Stored items

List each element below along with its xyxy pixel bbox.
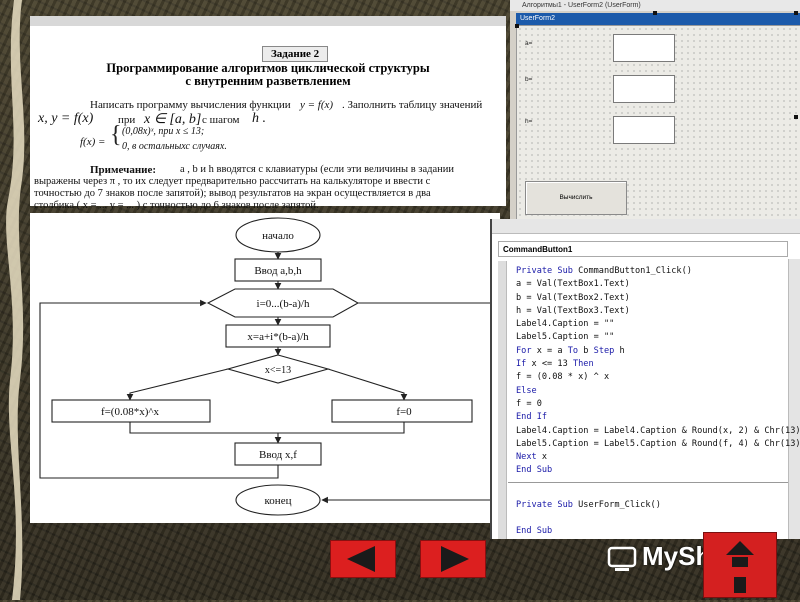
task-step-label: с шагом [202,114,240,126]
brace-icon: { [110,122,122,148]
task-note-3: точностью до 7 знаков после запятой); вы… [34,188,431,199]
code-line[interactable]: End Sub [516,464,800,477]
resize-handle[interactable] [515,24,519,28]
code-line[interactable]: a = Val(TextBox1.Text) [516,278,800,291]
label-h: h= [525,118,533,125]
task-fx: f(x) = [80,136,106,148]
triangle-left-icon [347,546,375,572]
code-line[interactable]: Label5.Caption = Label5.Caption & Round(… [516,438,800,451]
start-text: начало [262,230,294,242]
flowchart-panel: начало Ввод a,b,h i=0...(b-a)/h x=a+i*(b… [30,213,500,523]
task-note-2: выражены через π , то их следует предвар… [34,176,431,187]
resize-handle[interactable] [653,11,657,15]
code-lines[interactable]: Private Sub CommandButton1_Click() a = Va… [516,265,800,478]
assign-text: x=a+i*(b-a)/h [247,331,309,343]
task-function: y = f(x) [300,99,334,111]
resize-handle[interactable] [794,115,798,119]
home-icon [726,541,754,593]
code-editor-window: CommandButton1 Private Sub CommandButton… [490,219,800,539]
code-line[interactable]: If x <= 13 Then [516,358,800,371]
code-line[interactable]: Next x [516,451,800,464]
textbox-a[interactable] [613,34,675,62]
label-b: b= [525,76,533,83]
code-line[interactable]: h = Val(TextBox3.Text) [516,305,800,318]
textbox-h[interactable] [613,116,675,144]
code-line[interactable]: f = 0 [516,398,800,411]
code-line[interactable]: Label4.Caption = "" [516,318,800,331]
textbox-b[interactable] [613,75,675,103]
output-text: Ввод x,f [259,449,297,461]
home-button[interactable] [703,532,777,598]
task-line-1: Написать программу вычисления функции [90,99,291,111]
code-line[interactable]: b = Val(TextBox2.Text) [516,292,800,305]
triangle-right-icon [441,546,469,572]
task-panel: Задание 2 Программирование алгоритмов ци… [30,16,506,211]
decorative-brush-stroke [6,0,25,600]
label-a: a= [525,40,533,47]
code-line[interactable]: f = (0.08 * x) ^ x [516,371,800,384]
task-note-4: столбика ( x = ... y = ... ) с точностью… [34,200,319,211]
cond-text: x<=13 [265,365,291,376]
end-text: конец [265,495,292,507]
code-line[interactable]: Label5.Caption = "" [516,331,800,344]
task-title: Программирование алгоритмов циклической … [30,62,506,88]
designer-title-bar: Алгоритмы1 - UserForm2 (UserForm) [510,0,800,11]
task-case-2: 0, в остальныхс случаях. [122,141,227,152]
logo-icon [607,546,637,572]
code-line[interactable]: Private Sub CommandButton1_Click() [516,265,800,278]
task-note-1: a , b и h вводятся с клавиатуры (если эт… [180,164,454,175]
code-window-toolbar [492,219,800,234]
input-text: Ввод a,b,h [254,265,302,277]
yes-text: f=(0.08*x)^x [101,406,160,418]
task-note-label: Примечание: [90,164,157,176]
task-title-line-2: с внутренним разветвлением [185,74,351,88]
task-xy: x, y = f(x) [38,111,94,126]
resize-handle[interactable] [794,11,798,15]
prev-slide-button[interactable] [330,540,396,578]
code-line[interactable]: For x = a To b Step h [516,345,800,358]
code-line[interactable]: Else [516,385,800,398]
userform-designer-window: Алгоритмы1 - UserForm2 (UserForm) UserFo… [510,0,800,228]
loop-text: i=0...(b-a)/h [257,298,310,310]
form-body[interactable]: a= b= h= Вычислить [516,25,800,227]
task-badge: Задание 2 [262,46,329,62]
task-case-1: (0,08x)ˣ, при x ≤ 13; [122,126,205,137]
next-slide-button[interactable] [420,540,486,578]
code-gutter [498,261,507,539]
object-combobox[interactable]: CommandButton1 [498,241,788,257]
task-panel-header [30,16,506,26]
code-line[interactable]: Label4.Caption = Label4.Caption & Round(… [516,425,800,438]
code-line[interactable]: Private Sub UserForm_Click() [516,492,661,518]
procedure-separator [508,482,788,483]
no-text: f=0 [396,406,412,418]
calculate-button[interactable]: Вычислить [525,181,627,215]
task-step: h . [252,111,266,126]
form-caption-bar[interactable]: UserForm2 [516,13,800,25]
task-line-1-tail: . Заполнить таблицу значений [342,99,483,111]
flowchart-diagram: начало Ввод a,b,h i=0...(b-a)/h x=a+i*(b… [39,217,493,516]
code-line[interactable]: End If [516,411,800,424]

---

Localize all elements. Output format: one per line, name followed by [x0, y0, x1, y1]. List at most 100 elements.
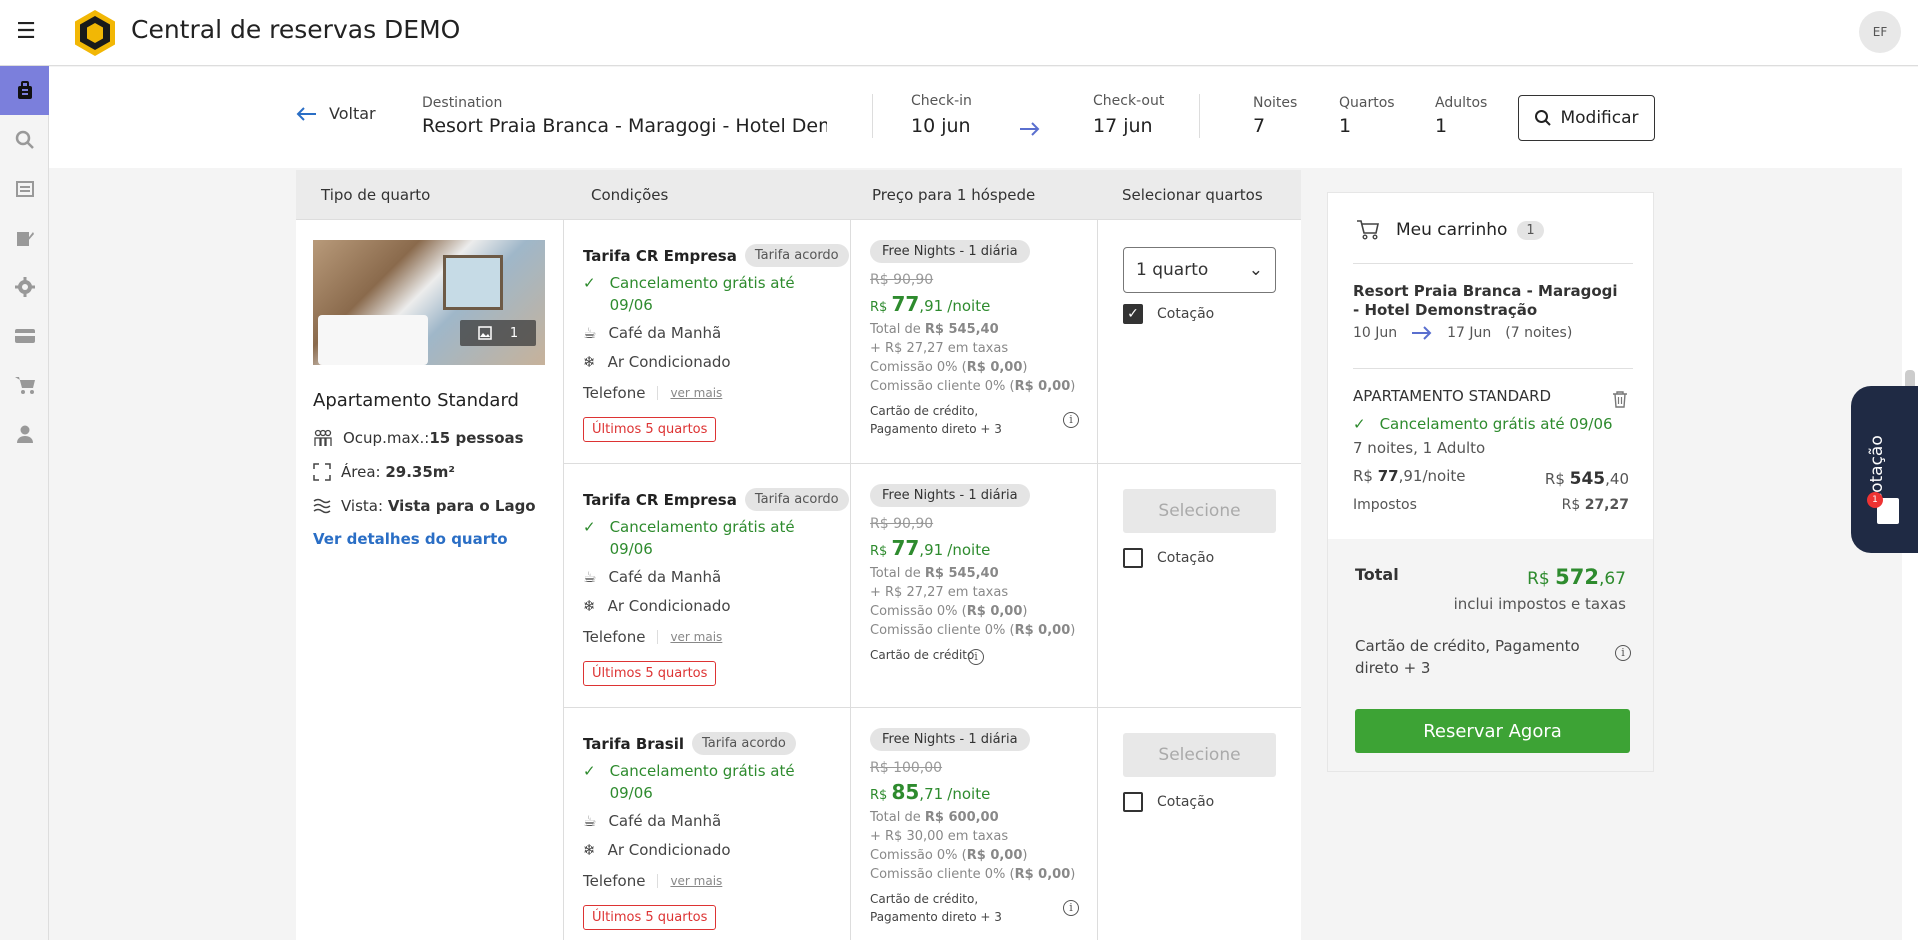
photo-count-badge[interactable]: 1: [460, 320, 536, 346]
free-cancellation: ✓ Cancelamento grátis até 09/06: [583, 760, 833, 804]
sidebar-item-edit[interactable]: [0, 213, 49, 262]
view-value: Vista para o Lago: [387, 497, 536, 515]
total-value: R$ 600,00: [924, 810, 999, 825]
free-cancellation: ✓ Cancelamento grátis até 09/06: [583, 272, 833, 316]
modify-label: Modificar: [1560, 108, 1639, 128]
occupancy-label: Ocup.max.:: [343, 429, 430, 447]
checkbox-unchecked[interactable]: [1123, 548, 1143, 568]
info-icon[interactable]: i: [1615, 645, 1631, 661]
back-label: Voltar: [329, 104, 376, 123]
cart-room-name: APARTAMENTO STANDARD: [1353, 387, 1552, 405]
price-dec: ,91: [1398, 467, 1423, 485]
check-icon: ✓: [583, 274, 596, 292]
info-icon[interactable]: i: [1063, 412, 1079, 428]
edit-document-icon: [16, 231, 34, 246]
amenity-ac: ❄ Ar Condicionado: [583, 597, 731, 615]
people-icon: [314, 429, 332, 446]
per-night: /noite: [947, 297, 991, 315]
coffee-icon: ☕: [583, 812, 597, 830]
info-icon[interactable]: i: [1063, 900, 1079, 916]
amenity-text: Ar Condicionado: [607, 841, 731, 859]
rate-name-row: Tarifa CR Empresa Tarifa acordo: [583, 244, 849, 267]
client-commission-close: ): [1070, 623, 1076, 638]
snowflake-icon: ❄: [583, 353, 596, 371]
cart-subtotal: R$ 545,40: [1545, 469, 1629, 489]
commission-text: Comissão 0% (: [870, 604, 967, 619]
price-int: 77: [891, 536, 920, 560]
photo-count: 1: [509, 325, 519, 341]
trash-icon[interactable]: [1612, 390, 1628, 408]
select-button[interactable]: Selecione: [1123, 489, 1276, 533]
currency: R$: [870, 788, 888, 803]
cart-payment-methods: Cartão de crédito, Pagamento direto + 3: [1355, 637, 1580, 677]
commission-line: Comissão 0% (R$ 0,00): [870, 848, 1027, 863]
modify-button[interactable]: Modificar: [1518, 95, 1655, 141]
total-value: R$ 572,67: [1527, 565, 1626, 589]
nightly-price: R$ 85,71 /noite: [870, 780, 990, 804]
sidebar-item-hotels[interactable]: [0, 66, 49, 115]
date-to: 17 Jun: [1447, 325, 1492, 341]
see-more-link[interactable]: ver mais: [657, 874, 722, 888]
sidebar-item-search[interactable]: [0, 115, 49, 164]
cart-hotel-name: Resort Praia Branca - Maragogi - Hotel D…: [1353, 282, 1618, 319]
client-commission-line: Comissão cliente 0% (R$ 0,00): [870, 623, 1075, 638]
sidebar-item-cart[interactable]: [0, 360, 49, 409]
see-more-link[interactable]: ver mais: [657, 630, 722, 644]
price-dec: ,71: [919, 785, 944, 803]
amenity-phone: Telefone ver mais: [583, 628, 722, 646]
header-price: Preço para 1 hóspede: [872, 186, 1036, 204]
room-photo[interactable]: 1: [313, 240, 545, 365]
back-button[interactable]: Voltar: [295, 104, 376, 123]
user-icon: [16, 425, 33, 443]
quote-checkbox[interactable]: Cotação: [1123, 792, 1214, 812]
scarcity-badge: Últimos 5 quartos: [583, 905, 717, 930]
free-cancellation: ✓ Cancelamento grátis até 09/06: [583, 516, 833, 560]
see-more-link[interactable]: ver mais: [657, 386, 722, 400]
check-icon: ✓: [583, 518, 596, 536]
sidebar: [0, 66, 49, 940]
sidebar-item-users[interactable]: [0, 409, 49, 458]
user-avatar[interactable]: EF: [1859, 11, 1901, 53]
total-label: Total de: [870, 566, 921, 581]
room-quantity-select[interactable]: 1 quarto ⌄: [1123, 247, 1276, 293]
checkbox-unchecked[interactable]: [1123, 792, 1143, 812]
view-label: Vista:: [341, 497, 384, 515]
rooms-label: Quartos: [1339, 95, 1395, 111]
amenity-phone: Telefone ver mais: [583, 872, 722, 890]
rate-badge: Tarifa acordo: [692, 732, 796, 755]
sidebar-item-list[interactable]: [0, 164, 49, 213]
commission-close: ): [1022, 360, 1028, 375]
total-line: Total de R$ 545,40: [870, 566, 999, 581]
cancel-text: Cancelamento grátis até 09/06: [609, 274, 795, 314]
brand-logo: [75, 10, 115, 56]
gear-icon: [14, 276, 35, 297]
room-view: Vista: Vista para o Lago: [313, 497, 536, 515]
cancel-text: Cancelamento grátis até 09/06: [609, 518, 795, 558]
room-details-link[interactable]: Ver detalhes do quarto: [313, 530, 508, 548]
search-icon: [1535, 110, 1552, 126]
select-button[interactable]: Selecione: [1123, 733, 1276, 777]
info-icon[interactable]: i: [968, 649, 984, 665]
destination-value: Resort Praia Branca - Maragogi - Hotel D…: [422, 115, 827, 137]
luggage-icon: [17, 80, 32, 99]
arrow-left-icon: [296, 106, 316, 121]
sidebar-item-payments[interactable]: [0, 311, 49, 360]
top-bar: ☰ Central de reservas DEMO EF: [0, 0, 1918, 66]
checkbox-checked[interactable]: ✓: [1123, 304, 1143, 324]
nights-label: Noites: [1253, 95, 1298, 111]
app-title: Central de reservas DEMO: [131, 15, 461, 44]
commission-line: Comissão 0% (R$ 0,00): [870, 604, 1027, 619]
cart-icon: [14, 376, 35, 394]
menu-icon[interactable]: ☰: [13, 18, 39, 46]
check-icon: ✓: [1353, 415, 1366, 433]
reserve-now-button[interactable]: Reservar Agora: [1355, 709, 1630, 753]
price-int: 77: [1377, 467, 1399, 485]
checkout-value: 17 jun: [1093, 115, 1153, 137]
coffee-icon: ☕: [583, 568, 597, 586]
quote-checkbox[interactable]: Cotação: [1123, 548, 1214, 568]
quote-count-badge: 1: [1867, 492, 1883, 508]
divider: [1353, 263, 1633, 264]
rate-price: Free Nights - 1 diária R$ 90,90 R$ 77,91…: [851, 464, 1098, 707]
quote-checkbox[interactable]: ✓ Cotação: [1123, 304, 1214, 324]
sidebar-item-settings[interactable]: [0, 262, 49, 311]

...

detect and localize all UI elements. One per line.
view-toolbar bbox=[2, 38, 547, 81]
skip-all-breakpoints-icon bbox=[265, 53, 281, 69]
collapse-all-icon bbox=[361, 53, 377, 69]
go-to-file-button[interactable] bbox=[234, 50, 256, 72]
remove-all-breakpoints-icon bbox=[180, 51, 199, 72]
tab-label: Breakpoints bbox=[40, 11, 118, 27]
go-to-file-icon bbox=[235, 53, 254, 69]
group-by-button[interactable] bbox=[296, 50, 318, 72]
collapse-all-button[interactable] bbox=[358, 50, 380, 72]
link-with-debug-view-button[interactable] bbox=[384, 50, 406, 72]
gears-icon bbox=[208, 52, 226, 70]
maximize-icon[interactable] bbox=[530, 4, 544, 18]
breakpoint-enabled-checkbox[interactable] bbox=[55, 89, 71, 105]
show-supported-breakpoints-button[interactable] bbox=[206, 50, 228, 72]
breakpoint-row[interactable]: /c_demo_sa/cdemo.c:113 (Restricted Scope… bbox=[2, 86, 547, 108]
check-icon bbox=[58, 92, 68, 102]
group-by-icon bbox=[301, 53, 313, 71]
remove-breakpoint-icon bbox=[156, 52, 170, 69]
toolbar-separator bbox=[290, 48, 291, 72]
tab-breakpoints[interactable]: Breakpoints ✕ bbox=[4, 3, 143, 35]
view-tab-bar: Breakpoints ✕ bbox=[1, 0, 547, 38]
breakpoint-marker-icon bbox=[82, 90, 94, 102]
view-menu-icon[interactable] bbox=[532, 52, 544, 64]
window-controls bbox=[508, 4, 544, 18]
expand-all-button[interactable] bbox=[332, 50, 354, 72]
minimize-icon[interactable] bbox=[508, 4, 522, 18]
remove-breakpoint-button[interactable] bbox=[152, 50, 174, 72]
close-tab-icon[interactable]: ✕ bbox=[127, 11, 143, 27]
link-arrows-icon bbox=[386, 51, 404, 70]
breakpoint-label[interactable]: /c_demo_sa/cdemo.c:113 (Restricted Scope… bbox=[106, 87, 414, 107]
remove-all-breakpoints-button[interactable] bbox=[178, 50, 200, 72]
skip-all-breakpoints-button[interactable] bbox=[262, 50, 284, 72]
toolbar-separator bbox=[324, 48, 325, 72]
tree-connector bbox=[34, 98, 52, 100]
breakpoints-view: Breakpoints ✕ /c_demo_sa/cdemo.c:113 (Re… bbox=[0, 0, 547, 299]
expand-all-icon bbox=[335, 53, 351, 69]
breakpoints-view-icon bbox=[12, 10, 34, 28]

### Your instructions:
Convert the material from the line with "photo-count-badge[interactable]: 1: [460, 320, 536, 346]" up to and including the line with "commission-line: Comissão 0% (R$ 0,00): [870, 848, 1027, 863]" into a numbered list, omitting any blank lines.

### Task output:
1. photo-count-badge[interactable]: 1: [460, 320, 536, 346]
2. free-cancellation: ✓ Cancelamento grátis até 09/06: [583, 760, 833, 804]
3. sidebar-item-edit[interactable]: [0, 213, 49, 262]
4. view-value: Vista para o Lago: [387, 497, 536, 515]
5. total-value: R$ 600,00: [924, 810, 999, 825]
6. free-cancellation: ✓ Cancelamento grátis até 09/06: [583, 272, 833, 316]
7. modify-label: Modificar: [1560, 108, 1639, 128]
8. occupancy-label: Ocup.max.:: [343, 429, 430, 447]
9. checkbox-unchecked[interactable]: [1123, 548, 1143, 568]
10. info-icon[interactable]: i: [1615, 645, 1631, 661]
11. back-label: Voltar: [329, 104, 376, 123]
12. cart-room-name: APARTAMENTO STANDARD: [1353, 387, 1552, 405]
13. price-dec: ,91: [1398, 467, 1423, 485]
14. check-icon: ✓: [583, 274, 596, 292]
15. info-icon[interactable]: i: [1063, 412, 1079, 428]
16. edit-document-icon: [16, 231, 34, 246]
17. amenity-ac: ❄ Ar Condicionado: [583, 597, 731, 615]
18. people-icon: [314, 429, 332, 446]
19. per-night: /noite: [947, 297, 991, 315]
20. coffee-icon: ☕: [583, 812, 597, 830]
21. info-icon[interactable]: i: [1063, 900, 1079, 916]
22. amenity-text: Ar Condicionado: [607, 841, 731, 859]
23. rate-name-row: Tarifa CR Empresa Tarifa acordo: [583, 244, 849, 267]
24. client-commission-close: ): [1070, 623, 1076, 638]
25. snowflake-icon: ❄: [583, 353, 596, 371]
26. cart-subtotal: R$ 545,40: [1545, 469, 1629, 489]
27. commission-text: Comissão 0% (: [870, 604, 967, 619]
28. price-int: 77: [891, 536, 920, 560]
29. photo-count: 1: [509, 325, 519, 341]
30. trash-icon[interactable]: [1612, 390, 1628, 408]
31. select-button[interactable]: Selecione: [1123, 489, 1276, 533]
32. currency: R$: [870, 788, 888, 803]
33. cart-payment-methods: Cartão de crédito, Pagamento direto + 3: [1355, 637, 1580, 677]
34. commission-line: Comissão 0% (R$ 0,00): [870, 848, 1027, 863]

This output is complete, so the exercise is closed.